_The exercise_
Repeat the material exactly as it appears.

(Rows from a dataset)

* Begin *

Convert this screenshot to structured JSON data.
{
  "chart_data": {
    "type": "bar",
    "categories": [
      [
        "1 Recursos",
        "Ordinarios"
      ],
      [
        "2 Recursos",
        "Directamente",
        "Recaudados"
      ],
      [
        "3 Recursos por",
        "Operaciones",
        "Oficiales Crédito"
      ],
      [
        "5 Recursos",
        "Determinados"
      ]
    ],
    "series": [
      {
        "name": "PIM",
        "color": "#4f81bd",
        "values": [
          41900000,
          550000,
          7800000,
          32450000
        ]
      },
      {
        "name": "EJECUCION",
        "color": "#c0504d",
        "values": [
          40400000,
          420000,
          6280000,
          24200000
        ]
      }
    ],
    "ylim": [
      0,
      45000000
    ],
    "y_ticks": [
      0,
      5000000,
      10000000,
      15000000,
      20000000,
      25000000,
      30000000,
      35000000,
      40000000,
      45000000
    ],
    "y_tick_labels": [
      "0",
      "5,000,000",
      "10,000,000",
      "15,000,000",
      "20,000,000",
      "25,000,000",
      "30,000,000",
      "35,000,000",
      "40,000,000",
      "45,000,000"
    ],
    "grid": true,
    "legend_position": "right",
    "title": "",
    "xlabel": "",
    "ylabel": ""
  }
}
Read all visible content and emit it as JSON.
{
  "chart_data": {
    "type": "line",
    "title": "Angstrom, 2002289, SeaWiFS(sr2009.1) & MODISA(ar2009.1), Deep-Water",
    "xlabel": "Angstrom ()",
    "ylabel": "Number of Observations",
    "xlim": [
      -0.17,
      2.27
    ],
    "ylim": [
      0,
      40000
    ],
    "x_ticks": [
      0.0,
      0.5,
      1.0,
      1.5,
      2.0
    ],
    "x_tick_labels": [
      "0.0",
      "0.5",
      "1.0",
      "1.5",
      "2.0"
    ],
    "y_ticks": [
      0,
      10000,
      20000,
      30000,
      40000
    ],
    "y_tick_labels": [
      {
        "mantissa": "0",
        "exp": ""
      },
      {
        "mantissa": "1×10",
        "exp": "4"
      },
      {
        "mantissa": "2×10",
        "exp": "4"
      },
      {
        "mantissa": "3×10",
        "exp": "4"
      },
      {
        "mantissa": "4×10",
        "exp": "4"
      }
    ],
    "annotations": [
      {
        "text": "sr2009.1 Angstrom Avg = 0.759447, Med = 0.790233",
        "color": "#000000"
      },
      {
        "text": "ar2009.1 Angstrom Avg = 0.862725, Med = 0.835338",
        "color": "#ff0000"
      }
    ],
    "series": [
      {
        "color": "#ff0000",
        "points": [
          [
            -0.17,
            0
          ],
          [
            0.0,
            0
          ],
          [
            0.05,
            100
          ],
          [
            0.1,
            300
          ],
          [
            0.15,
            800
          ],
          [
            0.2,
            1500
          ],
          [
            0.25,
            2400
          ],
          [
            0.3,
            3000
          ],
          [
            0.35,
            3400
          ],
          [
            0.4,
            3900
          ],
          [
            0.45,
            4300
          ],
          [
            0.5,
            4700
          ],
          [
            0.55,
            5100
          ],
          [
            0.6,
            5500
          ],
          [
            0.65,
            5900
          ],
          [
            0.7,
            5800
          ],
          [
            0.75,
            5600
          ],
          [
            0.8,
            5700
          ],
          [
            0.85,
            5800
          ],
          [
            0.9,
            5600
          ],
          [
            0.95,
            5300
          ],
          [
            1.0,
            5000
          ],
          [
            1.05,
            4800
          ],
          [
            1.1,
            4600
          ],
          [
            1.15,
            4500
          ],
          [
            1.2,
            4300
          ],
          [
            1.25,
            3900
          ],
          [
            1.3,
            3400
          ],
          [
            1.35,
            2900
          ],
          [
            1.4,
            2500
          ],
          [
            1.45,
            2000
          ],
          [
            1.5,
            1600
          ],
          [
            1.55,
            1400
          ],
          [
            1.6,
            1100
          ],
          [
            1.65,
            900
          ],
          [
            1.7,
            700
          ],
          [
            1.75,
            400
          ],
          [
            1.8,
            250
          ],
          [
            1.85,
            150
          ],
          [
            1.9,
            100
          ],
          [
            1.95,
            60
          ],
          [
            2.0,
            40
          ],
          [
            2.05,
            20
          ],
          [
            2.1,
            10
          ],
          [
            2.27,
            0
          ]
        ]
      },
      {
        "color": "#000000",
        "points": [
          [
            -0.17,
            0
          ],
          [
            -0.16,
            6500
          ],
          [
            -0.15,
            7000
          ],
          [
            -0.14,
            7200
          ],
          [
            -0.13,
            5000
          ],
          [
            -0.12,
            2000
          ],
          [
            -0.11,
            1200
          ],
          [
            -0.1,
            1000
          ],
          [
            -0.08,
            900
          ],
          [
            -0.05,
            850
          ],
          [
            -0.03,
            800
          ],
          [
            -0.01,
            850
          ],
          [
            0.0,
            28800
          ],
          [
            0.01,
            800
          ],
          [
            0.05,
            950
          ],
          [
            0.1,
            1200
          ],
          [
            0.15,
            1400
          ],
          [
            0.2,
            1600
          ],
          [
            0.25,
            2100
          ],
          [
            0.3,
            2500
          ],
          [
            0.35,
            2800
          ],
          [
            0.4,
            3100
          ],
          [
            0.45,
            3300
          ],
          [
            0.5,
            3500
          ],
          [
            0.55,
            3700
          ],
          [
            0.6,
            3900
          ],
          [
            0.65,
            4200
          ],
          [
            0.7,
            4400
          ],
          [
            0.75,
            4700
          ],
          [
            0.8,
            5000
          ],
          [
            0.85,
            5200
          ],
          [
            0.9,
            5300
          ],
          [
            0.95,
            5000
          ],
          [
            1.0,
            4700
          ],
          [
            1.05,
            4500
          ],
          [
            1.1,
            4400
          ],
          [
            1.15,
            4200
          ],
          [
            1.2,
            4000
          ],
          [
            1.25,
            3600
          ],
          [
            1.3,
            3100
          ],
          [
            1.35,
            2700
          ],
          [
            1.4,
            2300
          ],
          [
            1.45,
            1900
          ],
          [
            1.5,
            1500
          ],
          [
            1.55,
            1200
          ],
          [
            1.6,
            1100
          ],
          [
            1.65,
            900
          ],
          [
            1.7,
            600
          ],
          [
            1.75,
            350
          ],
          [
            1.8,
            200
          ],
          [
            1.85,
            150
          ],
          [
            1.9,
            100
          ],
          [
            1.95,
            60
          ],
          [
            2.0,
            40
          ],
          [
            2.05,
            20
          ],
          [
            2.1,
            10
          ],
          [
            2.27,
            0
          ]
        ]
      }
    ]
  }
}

* End *

_Worked answer_
Convert this screenshot to structured JSON data.
{
  "chart_data": {
    "type": "bar",
    "categories": [
      [
        "1 Recursos",
        "Ordinarios"
      ],
      [
        "2 Recursos",
        "Directamente",
        "Recaudados"
      ],
      [
        "3 Recursos por",
        "Operaciones",
        "Oficiales Crédito"
      ],
      [
        "5 Recursos",
        "Determinados"
      ]
    ],
    "series": [
      {
        "name": "PIM",
        "color": "#4f81bd",
        "values": [
          41900000,
          550000,
          7800000,
          32450000
        ]
      },
      {
        "name": "EJECUCION",
        "color": "#c0504d",
        "values": [
          40400000,
          420000,
          6280000,
          24200000
        ]
      }
    ],
    "ylim": [
      0,
      45000000
    ],
    "y_ticks": [
      0,
      5000000,
      10000000,
      15000000,
      20000000,
      25000000,
      30000000,
      35000000,
      40000000,
      45000000
    ],
    "y_tick_labels": [
      "0",
      "5,000,000",
      "10,000,000",
      "15,000,000",
      "20,000,000",
      "25,000,000",
      "30,000,000",
      "35,000,000",
      "40,000,000",
      "45,000,000"
    ],
    "grid": true,
    "legend_position": "right",
    "title": "",
    "xlabel": "",
    "ylabel": ""
  }
}
Read all visible content and emit it as JSON.
{
  "chart_data": {
    "type": "line",
    "title": "Angstrom, 2002289, SeaWiFS(sr2009.1) & MODISA(ar2009.1), Deep-Water",
    "xlabel": "Angstrom ()",
    "ylabel": "Number of Observations",
    "xlim": [
      -0.17,
      2.27
    ],
    "ylim": [
      0,
      40000
    ],
    "x_ticks": [
      0.0,
      0.5,
      1.0,
      1.5,
      2.0
    ],
    "x_tick_labels": [
      "0.0",
      "0.5",
      "1.0",
      "1.5",
      "2.0"
    ],
    "y_ticks": [
      0,
      10000,
      20000,
      30000,
      40000
    ],
    "y_tick_labels": [
      {
        "mantissa": "0",
        "exp": ""
      },
      {
        "mantissa": "1×10",
        "exp": "4"
      },
      {
        "mantissa": "2×10",
        "exp": "4"
      },
      {
        "mantissa": "3×10",
        "exp": "4"
      },
      {
        "mantissa": "4×10",
        "exp": "4"
      }
    ],
    "annotations": [
      {
        "text": "sr2009.1 Angstrom Avg = 0.759447, Med = 0.790233",
        "color": "#000000"
      },
      {
        "text": "ar2009.1 Angstrom Avg = 0.862725, Med = 0.835338",
        "color": "#ff0000"
      }
    ],
    "series": [
      {
        "color": "#ff0000",
        "points": [
          [
            -0.17,
            0
          ],
          [
            0.0,
            0
          ],
          [
            0.05,
            100
          ],
          [
            0.1,
            300
          ],
          [
            0.15,
            800
          ],
          [
            0.2,
            1500
          ],
          [
            0.25,
            2400
          ],
          [
            0.3,
            3000
          ],
          [
            0.35,
            3400
          ],
          [
            0.4,
            3900
          ],
          [
            0.45,
            4300
          ],
          [
            0.5,
            4700
          ],
          [
            0.55,
            5100
          ],
          [
            0.6,
            5500
          ],
          [
            0.65,
            5900
          ],
          [
            0.7,
            5800
          ],
          [
            0.75,
            5600
          ],
          [
            0.8,
            5700
          ],
          [
            0.85,
            5800
          ],
          [
            0.9,
            5600
          ],
          [
            0.95,
            5300
          ],
          [
            1.0,
            5000
          ],
          [
            1.05,
            4800
          ],
          [
            1.1,
            4600
          ],
          [
            1.15,
            4500
          ],
          [
            1.2,
            4300
          ],
          [
            1.25,
            3900
          ],
          [
            1.3,
            3400
          ],
          [
            1.35,
            2900
          ],
          [
            1.4,
            2500
          ],
          [
            1.45,
            2000
          ],
          [
            1.5,
            1600
          ],
          [
            1.55,
            1400
          ],
          [
            1.6,
            1100
          ],
          [
            1.65,
            900
          ],
          [
            1.7,
            700
          ],
          [
            1.75,
            400
          ],
          [
            1.8,
            250
          ],
          [
            1.85,
            150
          ],
          [
            1.9,
            100
          ],
          [
            1.95,
            60
          ],
          [
            2.0,
            40
          ],
          [
            2.05,
            20
          ],
          [
            2.1,
            10
          ],
          [
            2.27,
            0
          ]
        ]
      },
      {
        "color": "#000000",
        "points": [
          [
            -0.17,
            0
          ],
          [
            -0.16,
            6500
          ],
          [
            -0.15,
            7000
          ],
          [
            -0.14,
            7200
          ],
          [
            -0.13,
            5000
          ],
          [
            -0.12,
            2000
          ],
          [
            -0.11,
            1200
          ],
          [
            -0.1,
            1000
          ],
          [
            -0.08,
            900
          ],
          [
            -0.05,
            850
          ],
          [
            -0.03,
            800
          ],
          [
            -0.01,
            850
          ],
          [
            0.0,
            28800
          ],
          [
            0.01,
            800
          ],
          [
            0.05,
            950
          ],
          [
            0.1,
            1200
          ],
          [
            0.15,
            1400
          ],
          [
            0.2,
            1600
          ],
          [
            0.25,
            2100
          ],
          [
            0.3,
            2500
          ],
          [
            0.35,
            2800
          ],
          [
            0.4,
            3100
          ],
          [
            0.45,
            3300
          ],
          [
            0.5,
            3500
          ],
          [
            0.55,
            3700
          ],
          [
            0.6,
            3900
          ],
          [
            0.65,
            4200
          ],
          [
            0.7,
            4400
          ],
          [
            0.75,
            4700
          ],
          [
            0.8,
            5000
          ],
          [
            0.85,
            5200
          ],
          [
            0.9,
            5300
          ],
          [
            0.95,
            5000
          ],
          [
            1.0,
            4700
          ],
          [
            1.05,
            4500
          ],
          [
            1.1,
            4400
          ],
          [
            1.15,
            4200
          ],
          [
            1.2,
            4000
          ],
          [
            1.25,
            3600
          ],
          [
            1.3,
            3100
          ],
          [
            1.35,
            2700
          ],
          [
            1.4,
            2300
          ],
          [
            1.45,
            1900
          ],
          [
            1.5,
            1500
          ],
          [
            1.55,
            1200
          ],
          [
            1.6,
            1100
          ],
          [
            1.65,
            900
          ],
          [
            1.7,
            600
          ],
          [
            1.75,
            350
          ],
          [
            1.8,
            200
          ],
          [
            1.85,
            150
          ],
          [
            1.9,
            100
          ],
          [
            1.95,
            60
          ],
          [
            2.0,
            40
          ],
          [
            2.05,
            20
          ],
          [
            2.1,
            10
          ],
          [
            2.27,
            0
          ]
        ]
      }
    ]
  }
}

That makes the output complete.